→ **INSTRUCTIONS TO FOLLOW**: Copy the entries below exactly. Images do not belong in the copy.

***** RECORD SET

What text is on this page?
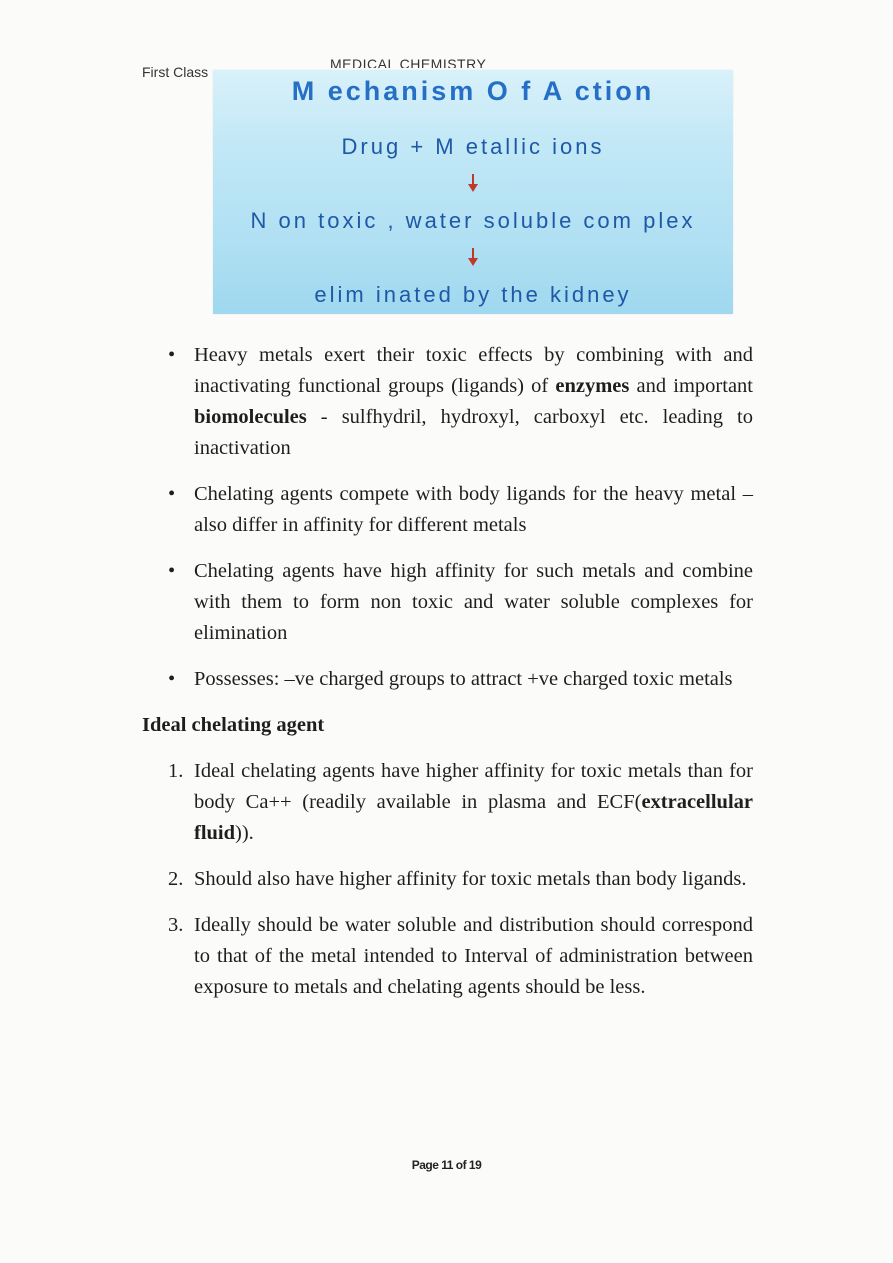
First Class	MEDICAL CHEMISTRY
M echanism O f A ction
Drug + M etallic ions
N on toxic , water soluble com plex
elim inated by the kidney
• Heavy metals exert their toxic effects by combining with and inactivating functional groups (ligands) of enzymes and important biomolecules - sulfhydril, hydroxyl, carboxyl etc. leading to inactivation
• Chelating agents compete with body ligands for the heavy metal – also differ in affinity for different metals
• Chelating agents have high affinity for such metals and combine with them to form non toxic and water soluble complexes for elimination
• Possesses: –ve charged groups to attract +ve charged toxic metals
Ideal chelating agent
1. Ideal chelating agents have higher affinity for toxic metals than for body Ca++ (readily available in plasma and ECF(extracellular fluid)).
2. Should also have higher affinity for toxic metals than body ligands.
3. Ideally should be water soluble and distribution should correspond to that of the metal intended to Interval of administration between exposure to metals and chelating agents should be less.
Page 11 of 19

**********

→ **TASK RESPONSE**:
What text is on this page?
First Class	MEDICAL CHEMISTRY
M echanism O f A ction
Drug + M etallic ions
N on toxic , water soluble com plex
elim inated by the kidney
• Heavy metals exert their toxic effects by combining with and inactivating functional groups (ligands) of enzymes and important biomolecules - sulfhydril, hydroxyl, carboxyl etc. leading to inactivation
• Chelating agents compete with body ligands for the heavy metal – also differ in affinity for different metals
• Chelating agents have high affinity for such metals and combine with them to form non toxic and water soluble complexes for elimination
• Possesses: –ve charged groups to attract +ve charged toxic metals
Ideal chelating agent
1. Ideal chelating agents have higher affinity for toxic metals than for body Ca++ (readily available in plasma and ECF(extracellular fluid)).
2. Should also have higher affinity for toxic metals than body ligands.
3. Ideally should be water soluble and distribution should correspond to that of the metal intended to Interval of administration between exposure to metals and chelating agents should be less.
Page 11 of 19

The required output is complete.